• [Extracted material]
○ ○ ○ ○ ○ ○ ○

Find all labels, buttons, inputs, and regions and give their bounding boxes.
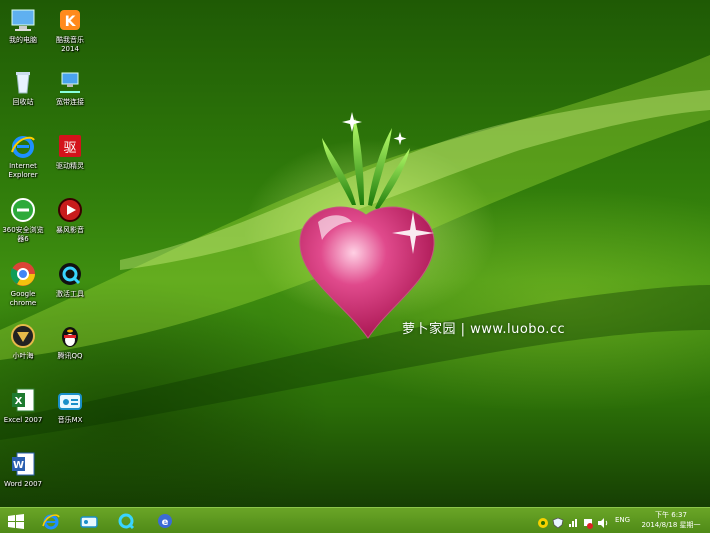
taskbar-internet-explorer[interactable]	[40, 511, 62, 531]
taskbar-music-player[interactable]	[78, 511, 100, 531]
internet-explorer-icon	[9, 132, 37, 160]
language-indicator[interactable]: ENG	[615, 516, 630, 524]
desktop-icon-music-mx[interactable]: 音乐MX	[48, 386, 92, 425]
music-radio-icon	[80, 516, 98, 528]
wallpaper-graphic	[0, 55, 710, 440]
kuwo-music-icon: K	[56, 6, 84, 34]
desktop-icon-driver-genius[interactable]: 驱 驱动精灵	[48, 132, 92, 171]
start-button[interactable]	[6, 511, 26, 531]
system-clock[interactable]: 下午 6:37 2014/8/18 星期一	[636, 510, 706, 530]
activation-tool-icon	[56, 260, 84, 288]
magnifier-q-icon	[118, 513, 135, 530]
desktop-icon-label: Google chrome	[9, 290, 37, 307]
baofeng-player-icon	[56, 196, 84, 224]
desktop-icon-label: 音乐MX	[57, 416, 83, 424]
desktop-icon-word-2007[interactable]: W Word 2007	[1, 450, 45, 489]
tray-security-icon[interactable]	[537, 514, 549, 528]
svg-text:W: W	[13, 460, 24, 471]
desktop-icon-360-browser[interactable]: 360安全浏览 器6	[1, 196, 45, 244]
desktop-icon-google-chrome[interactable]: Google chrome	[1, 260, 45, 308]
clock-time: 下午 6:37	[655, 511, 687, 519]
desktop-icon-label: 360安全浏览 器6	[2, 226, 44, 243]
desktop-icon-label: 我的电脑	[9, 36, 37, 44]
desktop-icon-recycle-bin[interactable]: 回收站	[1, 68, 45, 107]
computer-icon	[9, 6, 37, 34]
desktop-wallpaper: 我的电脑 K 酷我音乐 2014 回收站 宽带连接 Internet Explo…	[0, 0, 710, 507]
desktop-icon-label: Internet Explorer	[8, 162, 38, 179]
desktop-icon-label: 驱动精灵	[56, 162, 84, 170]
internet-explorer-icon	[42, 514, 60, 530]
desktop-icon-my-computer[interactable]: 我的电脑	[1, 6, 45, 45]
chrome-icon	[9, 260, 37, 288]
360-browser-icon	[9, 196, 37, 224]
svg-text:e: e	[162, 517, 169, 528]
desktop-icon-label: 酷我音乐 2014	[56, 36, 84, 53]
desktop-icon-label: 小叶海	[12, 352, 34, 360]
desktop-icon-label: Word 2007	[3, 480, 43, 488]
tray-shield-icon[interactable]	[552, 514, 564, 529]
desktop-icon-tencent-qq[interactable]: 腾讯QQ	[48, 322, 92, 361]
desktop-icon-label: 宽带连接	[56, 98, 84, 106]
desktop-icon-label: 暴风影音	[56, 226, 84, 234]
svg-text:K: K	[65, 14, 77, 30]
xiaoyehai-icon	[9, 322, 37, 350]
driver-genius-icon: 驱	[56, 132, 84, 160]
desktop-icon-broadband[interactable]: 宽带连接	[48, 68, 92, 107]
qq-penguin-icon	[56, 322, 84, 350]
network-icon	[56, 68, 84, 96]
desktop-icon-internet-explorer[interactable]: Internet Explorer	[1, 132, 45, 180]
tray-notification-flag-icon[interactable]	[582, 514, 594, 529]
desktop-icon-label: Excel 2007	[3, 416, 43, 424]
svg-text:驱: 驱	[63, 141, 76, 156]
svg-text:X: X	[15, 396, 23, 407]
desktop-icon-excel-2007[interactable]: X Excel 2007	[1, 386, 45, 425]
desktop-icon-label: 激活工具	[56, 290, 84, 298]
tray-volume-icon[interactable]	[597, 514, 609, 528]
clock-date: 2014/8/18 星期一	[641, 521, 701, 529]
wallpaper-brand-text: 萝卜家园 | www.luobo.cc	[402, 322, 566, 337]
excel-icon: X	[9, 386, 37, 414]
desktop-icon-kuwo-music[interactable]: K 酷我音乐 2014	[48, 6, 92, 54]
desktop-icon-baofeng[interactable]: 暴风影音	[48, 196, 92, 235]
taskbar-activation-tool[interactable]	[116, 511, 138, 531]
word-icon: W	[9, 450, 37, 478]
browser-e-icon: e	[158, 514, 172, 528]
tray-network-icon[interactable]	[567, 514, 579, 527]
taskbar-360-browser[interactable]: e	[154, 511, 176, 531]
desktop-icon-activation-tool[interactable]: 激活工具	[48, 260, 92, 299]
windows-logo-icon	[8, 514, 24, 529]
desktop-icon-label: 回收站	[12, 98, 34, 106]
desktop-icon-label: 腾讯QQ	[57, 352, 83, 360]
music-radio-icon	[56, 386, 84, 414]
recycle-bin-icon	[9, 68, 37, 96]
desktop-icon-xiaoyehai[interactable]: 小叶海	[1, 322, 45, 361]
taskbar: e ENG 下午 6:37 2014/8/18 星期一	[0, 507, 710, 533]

○ ○ ○ ○ ○ ○ ○

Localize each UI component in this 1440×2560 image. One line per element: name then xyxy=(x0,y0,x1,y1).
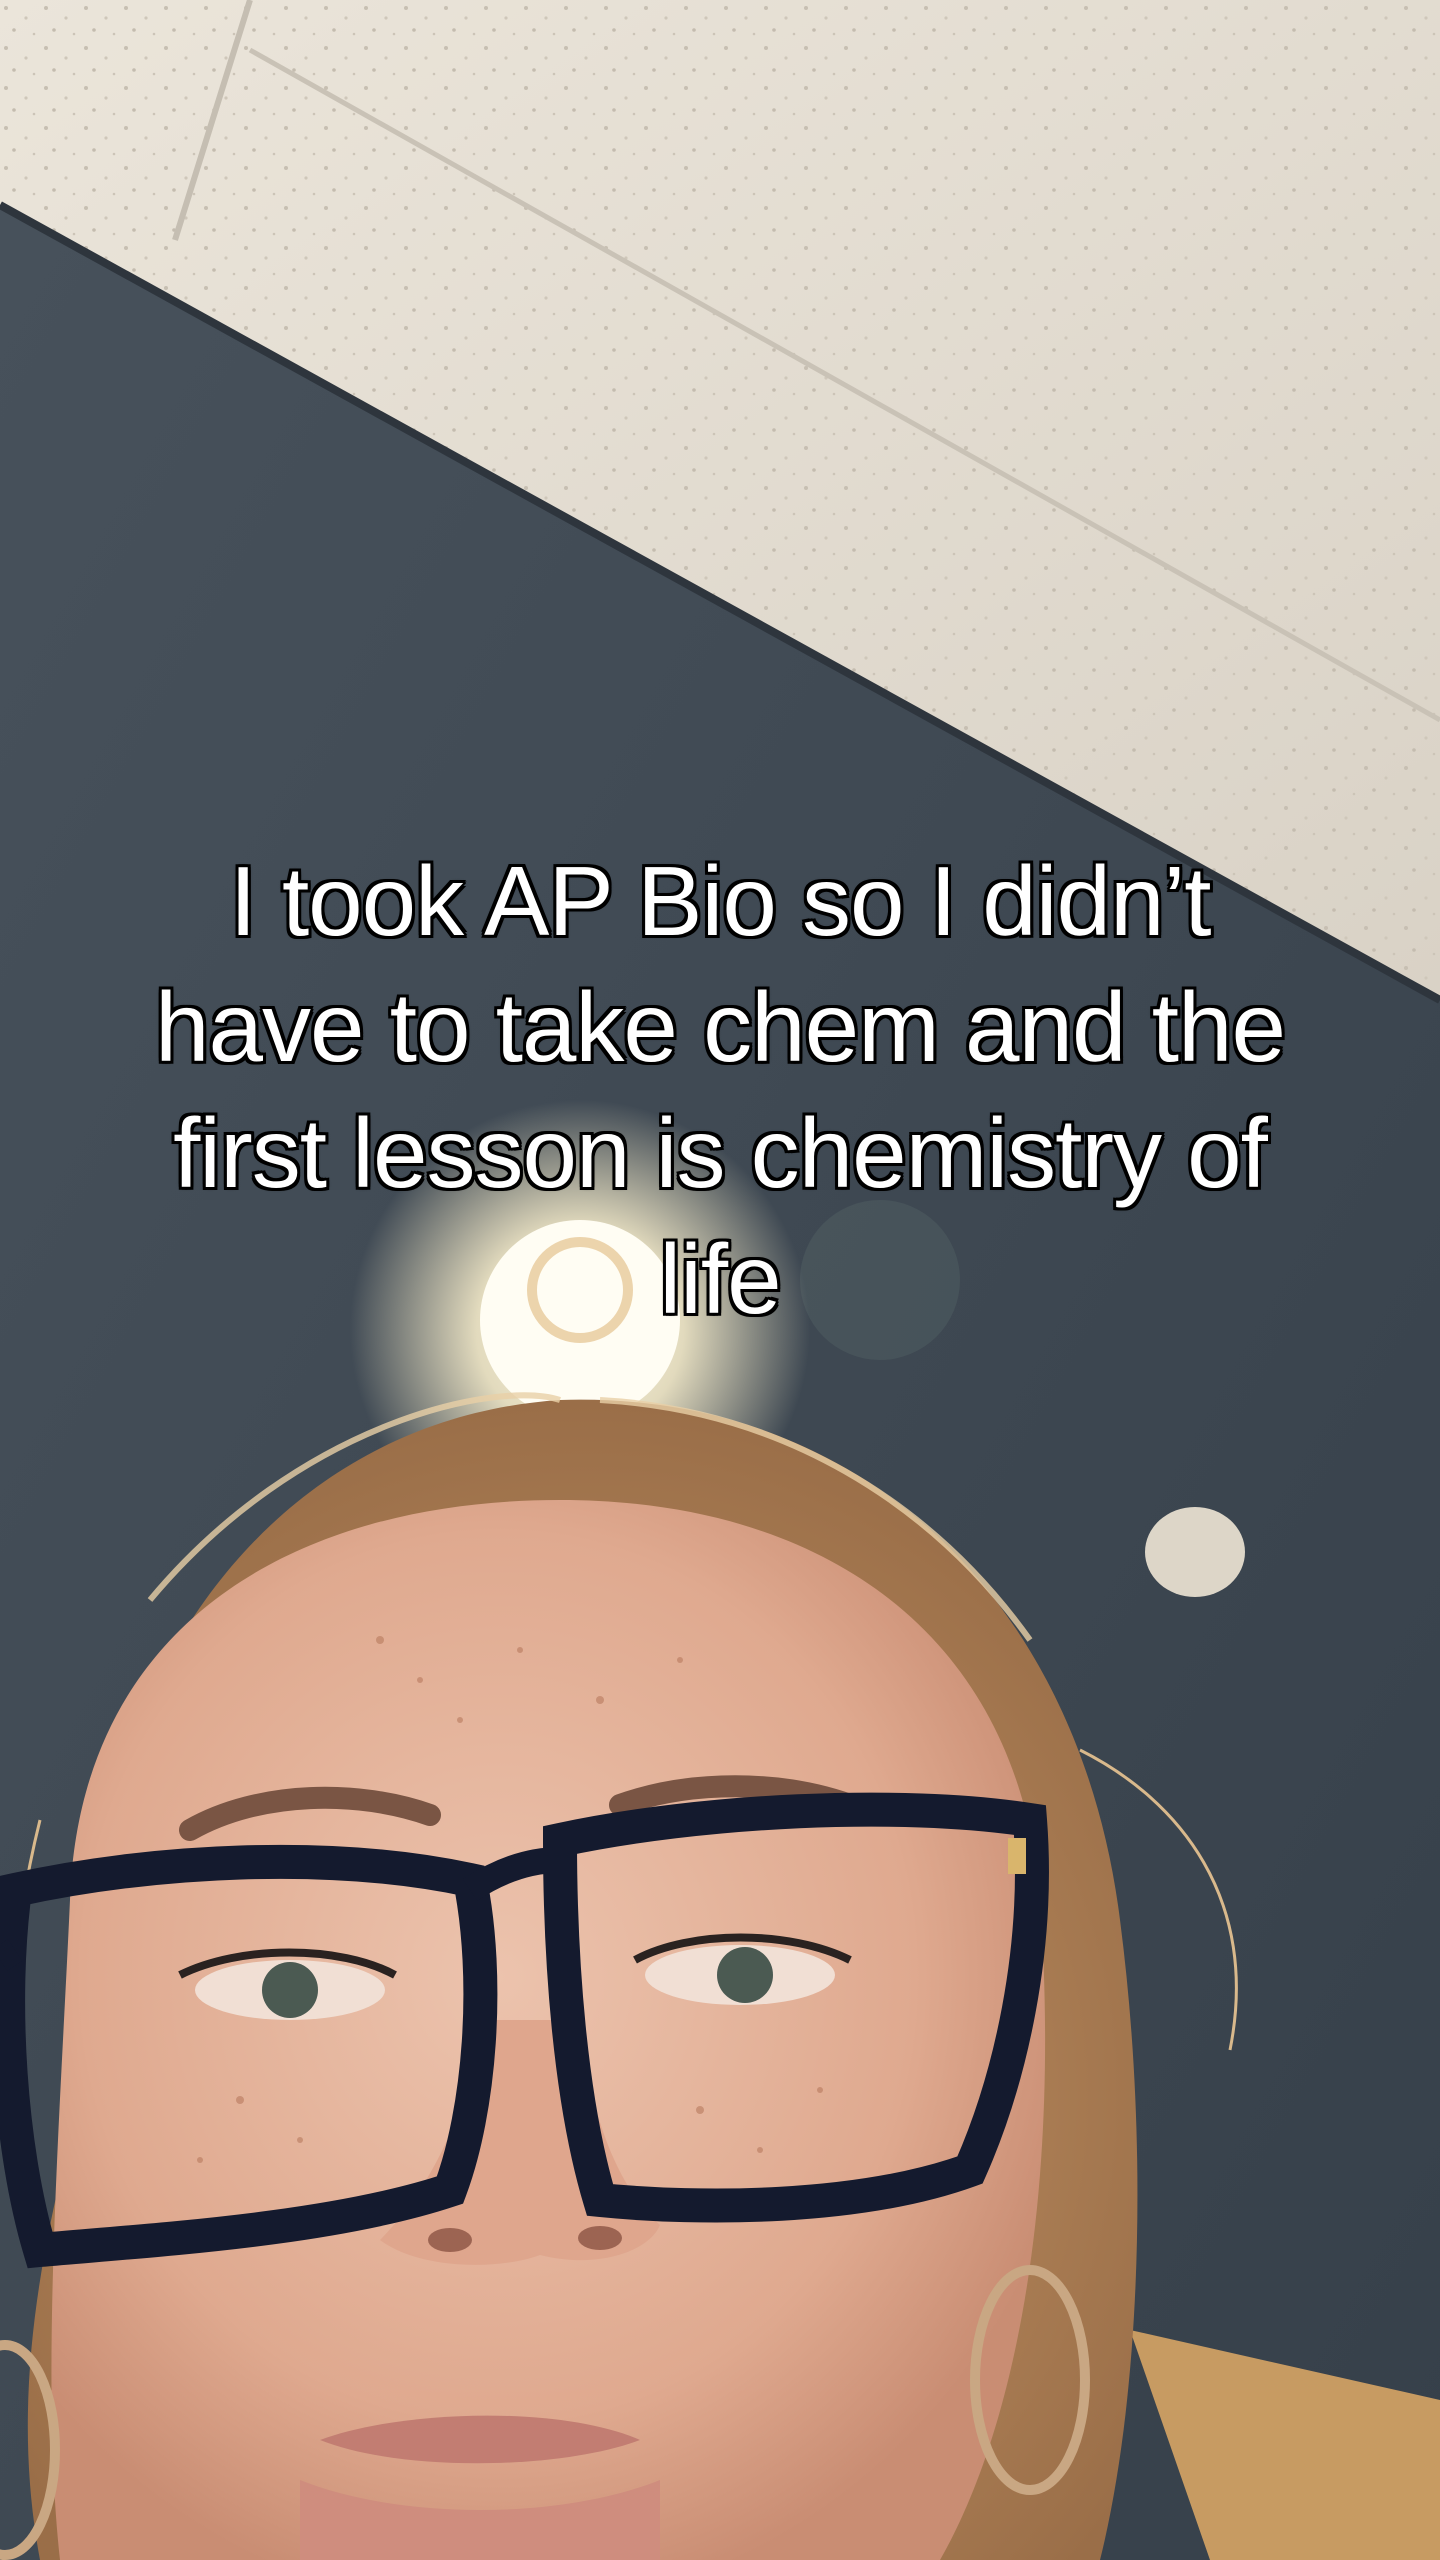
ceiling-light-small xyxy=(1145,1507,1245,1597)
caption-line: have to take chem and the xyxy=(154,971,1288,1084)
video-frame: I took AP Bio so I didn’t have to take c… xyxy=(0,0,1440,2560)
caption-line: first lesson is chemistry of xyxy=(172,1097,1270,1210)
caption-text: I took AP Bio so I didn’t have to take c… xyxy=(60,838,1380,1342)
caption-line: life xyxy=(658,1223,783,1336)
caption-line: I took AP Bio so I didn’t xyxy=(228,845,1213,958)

○ ○ ○ ○ ○ ○ ○

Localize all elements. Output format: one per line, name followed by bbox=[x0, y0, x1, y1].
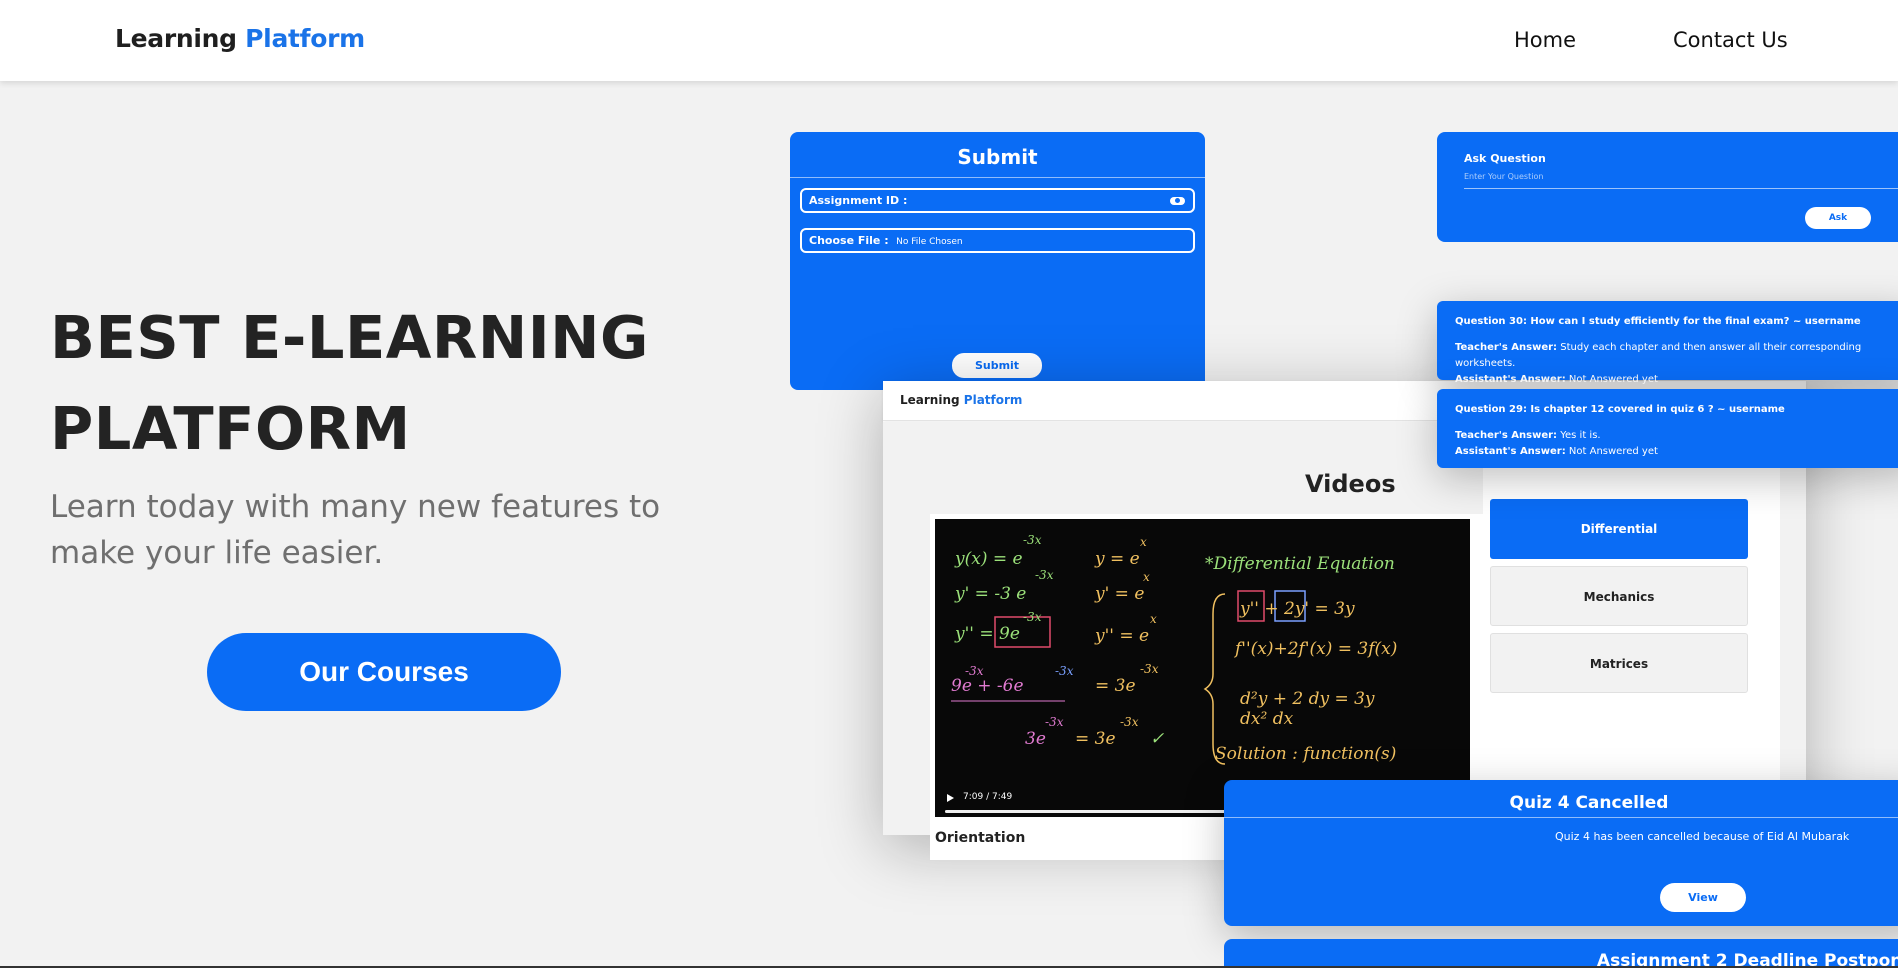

○ ○ ○ ○ ○ ○ ○

• [Job] Convert the material into a Markdown table with the columns "Row" and "Line," numbering each line and omitting blank lines. Begin at the line that contains "Find all labels, buttons, inputs, and" and stop after the line that contains "511, 26, 531]", and leave the pictures out.

• [Finished task]
| Row | Line |
|---|---|
| 1 | Find all labels, buttons, inputs, and regions and give their bounding boxes. |
| 2 | taskbar-internet-explorer[interactable]	[40, 511, 62, 531] |
| 3 | taskbar-music-player[interactable]	[78, 511, 100, 531] |
| 4 | internet-explorer-icon	[9, 132, 37, 160] |
| 5 | language-indicator[interactable]: ENG	[615, 516, 630, 524] |
| 6 | desktop-icon-music-mx[interactable]: 音乐MX	[48, 386, 92, 425] |
| 7 | music-radio-icon	[80, 516, 98, 528] |
| 8 | wallpaper-graphic	[0, 55, 710, 440] |
| 9 | kuwo-music-icon: K	[56, 6, 84, 34] |
| 10 | desktop-icon-driver-genius[interactable]: 驱 驱动精灵	[48, 132, 92, 171] |
| 11 | start-button[interactable]	[6, 511, 26, 531] |